§ Problem to solve:
Here are some records; copy every line that holds the word "лежит".

▼

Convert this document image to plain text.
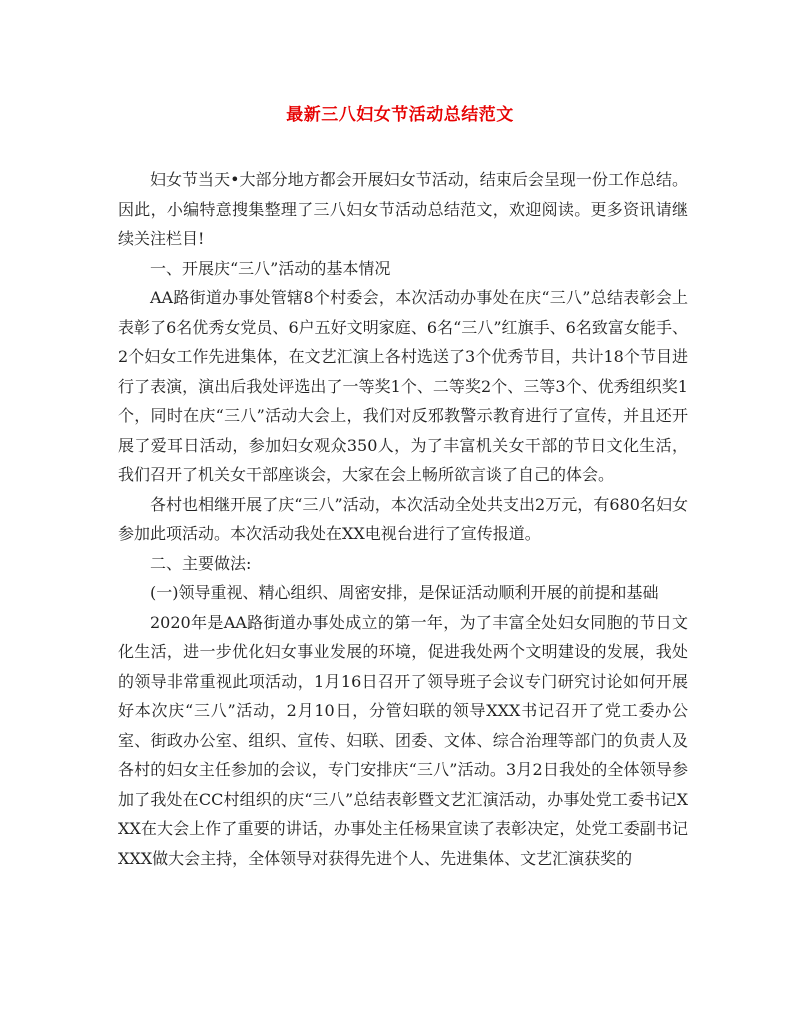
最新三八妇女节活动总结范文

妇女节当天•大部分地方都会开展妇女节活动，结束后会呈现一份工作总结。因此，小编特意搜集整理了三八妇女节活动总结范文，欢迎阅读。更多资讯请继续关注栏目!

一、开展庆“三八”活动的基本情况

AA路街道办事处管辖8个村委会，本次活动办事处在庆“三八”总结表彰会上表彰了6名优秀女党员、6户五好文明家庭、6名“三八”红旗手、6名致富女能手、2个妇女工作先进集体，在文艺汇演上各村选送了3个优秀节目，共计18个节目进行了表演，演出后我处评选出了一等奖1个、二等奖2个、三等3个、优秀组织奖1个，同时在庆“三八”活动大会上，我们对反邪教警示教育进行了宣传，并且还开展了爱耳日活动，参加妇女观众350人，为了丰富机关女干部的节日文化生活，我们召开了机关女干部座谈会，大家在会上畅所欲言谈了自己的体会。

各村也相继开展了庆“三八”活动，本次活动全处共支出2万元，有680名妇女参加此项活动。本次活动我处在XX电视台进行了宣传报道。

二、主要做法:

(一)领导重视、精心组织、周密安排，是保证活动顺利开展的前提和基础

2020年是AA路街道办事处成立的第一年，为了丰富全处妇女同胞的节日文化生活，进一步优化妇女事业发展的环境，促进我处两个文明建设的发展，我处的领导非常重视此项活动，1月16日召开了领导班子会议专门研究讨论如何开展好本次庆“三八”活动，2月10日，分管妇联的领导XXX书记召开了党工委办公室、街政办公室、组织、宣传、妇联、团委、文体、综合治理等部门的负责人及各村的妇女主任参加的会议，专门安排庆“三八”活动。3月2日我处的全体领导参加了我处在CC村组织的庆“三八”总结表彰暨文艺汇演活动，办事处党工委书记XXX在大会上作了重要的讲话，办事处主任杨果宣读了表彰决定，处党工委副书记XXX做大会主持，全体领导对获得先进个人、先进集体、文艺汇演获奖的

▲
▼

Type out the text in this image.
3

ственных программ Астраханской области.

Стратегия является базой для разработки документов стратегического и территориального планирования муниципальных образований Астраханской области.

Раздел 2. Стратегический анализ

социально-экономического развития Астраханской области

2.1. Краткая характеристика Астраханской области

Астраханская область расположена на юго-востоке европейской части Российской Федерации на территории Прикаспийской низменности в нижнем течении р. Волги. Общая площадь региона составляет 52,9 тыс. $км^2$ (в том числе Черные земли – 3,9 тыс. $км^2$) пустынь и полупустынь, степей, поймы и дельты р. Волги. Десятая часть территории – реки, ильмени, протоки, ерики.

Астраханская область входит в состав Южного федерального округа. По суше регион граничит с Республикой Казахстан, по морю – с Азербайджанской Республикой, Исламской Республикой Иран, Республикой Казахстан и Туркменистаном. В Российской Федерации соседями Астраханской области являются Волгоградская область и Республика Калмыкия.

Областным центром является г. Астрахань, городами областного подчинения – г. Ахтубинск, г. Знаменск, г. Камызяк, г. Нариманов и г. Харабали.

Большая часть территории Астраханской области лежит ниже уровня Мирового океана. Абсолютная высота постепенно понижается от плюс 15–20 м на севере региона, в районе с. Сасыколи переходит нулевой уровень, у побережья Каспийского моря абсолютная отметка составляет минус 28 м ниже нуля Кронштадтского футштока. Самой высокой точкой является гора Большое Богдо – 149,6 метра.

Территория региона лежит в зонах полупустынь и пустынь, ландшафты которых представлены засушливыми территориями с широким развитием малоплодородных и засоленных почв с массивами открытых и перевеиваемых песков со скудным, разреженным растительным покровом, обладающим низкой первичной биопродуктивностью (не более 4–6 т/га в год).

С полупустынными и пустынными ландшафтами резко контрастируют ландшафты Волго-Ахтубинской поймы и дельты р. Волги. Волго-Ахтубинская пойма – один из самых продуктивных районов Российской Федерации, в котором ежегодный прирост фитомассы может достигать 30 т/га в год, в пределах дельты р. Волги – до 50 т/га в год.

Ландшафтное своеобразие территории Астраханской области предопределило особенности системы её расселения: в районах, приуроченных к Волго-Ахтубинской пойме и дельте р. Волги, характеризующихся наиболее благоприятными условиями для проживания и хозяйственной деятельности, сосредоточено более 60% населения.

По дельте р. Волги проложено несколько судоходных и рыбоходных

▲
▼

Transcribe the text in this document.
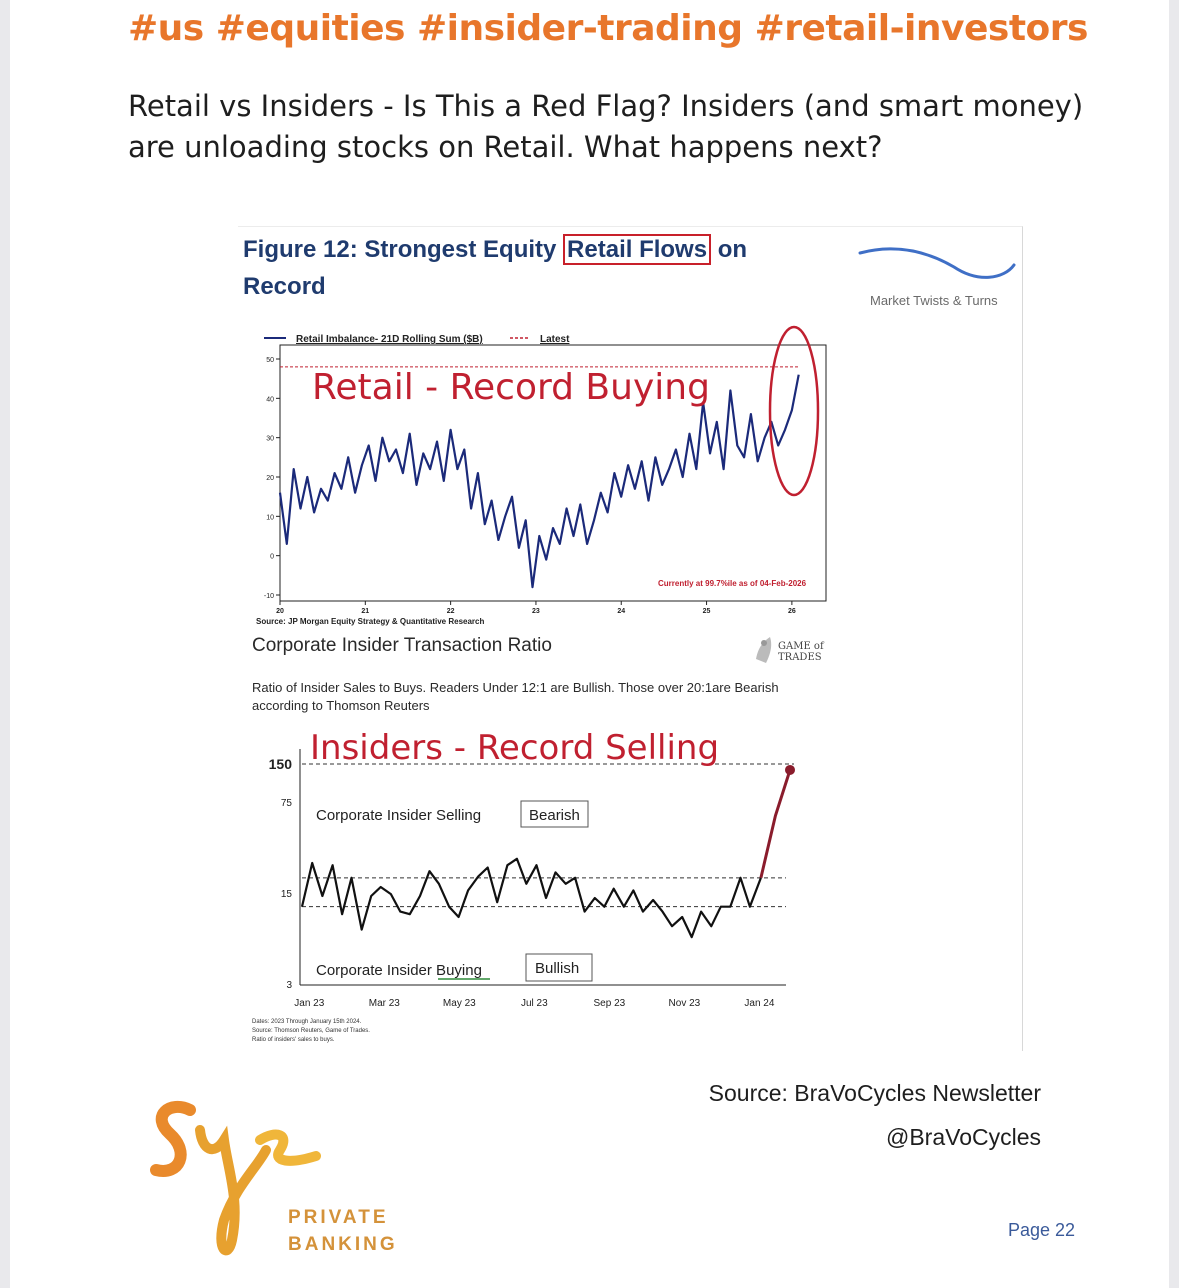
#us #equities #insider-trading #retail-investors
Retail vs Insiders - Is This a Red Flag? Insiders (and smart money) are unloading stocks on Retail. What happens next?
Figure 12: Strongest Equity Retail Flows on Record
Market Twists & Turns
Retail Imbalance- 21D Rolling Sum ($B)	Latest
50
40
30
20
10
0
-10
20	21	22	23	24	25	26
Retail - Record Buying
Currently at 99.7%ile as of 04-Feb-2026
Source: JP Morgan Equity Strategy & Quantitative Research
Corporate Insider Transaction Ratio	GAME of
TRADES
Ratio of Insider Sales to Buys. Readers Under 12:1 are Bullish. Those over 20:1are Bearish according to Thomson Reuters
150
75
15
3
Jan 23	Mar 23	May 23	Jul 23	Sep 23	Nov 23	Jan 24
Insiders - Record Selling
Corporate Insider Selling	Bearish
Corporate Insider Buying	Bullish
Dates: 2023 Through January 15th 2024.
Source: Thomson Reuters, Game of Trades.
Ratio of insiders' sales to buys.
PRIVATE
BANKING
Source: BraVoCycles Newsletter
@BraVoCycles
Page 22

▲

§ The solution:
Большая часть территории Астраханской области лежит ниже уровня Мирового океана. Абсолютная высота постепенно понижается от плюс 15–20 м на севере региона, в районе с. Сасыколи переходит нулевой уровень, у побережья Каспийского моря абсолютная отметка составляет минус 28 м ниже нуля Кронштадтского футштока. Самой высокой точкой является гора Большое Богдо – 149,6 метра.
Территория региона лежит в зонах полупустынь и пустынь, ландшафты которых представлены засушливыми территориями с широким развитием малоплодородных и засоленных почв с массивами открытых и перевеиваемых песков со скудным, разреженным растительным покровом, обладающим низкой первичной биопродуктивностью (не более 4–6 т/га в год).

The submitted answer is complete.